The exercise: Extract every line of the listing below that contains the string "Charity".

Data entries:
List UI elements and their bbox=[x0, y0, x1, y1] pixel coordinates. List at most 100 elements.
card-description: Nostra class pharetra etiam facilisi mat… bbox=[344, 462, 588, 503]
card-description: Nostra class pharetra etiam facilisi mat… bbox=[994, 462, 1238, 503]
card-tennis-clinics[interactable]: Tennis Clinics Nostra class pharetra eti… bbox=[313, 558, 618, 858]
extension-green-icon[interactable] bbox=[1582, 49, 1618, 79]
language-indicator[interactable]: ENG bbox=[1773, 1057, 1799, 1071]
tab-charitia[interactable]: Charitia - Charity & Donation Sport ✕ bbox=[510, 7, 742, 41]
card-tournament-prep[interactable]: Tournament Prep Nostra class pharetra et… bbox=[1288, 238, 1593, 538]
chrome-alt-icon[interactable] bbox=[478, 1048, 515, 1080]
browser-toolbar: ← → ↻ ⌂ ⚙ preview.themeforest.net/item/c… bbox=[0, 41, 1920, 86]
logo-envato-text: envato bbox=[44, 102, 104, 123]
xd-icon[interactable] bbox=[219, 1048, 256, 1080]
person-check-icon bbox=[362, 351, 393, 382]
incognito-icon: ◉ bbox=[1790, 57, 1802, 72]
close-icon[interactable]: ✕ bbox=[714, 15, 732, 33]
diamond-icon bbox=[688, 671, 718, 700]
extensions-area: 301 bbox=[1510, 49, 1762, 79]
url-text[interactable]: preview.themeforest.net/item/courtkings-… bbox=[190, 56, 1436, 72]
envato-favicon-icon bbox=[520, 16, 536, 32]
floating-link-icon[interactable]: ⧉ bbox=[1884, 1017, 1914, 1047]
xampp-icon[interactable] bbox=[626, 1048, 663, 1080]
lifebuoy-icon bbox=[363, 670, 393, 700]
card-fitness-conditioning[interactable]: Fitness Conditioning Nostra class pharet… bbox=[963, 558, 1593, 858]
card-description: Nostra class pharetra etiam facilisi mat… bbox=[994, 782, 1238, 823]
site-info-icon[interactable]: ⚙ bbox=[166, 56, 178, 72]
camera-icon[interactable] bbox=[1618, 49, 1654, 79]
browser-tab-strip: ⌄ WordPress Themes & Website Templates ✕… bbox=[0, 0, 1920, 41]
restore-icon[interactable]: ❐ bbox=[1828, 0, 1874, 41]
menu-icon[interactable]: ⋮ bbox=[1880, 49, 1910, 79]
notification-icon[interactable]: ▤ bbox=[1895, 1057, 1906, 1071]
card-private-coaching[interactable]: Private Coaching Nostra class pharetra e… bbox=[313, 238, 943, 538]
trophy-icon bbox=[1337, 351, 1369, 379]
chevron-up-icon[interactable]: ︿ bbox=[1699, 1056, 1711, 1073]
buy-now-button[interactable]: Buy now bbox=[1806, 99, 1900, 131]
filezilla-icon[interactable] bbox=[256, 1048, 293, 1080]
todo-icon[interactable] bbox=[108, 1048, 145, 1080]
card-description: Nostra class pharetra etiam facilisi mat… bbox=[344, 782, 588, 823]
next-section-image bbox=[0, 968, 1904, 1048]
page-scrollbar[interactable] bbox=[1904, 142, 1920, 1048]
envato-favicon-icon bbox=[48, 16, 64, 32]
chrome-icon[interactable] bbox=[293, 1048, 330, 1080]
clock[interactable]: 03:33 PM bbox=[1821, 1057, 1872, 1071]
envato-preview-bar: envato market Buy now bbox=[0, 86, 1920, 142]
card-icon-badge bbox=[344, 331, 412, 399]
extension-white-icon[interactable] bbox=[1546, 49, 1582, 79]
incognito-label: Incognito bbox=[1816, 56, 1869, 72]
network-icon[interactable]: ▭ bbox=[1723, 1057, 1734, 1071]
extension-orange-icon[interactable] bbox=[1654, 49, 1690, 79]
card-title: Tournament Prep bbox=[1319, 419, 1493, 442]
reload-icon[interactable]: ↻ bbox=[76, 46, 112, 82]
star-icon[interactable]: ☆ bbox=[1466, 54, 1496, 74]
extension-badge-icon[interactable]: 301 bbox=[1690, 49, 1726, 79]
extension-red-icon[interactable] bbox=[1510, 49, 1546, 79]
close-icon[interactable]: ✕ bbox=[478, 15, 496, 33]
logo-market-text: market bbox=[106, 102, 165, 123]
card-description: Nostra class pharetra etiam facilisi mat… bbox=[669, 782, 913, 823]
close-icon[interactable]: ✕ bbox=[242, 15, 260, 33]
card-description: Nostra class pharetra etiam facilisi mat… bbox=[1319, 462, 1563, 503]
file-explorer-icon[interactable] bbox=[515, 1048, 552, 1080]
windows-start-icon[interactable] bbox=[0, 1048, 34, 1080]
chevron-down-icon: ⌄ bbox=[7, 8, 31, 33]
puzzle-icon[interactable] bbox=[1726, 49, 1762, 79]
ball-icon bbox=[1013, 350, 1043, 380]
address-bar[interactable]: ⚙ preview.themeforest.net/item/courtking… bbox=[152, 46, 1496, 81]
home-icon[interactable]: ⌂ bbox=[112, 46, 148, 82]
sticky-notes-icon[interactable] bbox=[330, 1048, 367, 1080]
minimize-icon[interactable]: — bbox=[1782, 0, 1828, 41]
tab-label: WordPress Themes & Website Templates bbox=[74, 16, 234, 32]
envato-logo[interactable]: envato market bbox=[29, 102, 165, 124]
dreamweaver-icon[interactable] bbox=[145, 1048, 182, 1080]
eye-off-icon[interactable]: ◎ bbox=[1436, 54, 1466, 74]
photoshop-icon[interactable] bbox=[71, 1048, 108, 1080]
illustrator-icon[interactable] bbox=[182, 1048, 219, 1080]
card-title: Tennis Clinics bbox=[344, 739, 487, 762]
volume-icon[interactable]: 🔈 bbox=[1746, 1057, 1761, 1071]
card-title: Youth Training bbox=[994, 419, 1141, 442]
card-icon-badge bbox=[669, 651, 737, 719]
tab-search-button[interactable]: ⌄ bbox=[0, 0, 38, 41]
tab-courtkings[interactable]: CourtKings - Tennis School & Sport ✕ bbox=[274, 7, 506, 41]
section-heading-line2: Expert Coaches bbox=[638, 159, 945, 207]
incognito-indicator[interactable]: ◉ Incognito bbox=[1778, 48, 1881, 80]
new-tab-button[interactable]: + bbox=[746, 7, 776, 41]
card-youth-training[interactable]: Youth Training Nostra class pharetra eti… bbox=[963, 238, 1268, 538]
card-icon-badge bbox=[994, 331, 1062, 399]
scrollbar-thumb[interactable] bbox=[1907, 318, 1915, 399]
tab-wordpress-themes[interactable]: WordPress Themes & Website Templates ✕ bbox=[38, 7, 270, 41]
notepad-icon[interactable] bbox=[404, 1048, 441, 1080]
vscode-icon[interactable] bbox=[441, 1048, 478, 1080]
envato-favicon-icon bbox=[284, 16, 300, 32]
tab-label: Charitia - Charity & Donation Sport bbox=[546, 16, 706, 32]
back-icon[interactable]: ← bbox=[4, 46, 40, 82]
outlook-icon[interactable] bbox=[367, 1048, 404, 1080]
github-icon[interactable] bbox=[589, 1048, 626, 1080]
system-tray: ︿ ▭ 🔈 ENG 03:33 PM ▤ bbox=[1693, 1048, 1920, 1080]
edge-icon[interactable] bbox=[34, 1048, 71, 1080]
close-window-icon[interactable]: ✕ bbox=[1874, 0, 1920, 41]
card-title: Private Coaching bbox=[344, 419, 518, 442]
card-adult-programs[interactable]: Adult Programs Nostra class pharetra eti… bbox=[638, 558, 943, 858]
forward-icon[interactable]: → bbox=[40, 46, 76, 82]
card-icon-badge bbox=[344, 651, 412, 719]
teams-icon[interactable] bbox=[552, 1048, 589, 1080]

The result:
tab-charitia[interactable]: Charitia - Charity & Donation Sport ✕ bbox=[510, 7, 742, 41]
tab-label: Charitia - Charity & Donation Sport bbox=[546, 16, 706, 32]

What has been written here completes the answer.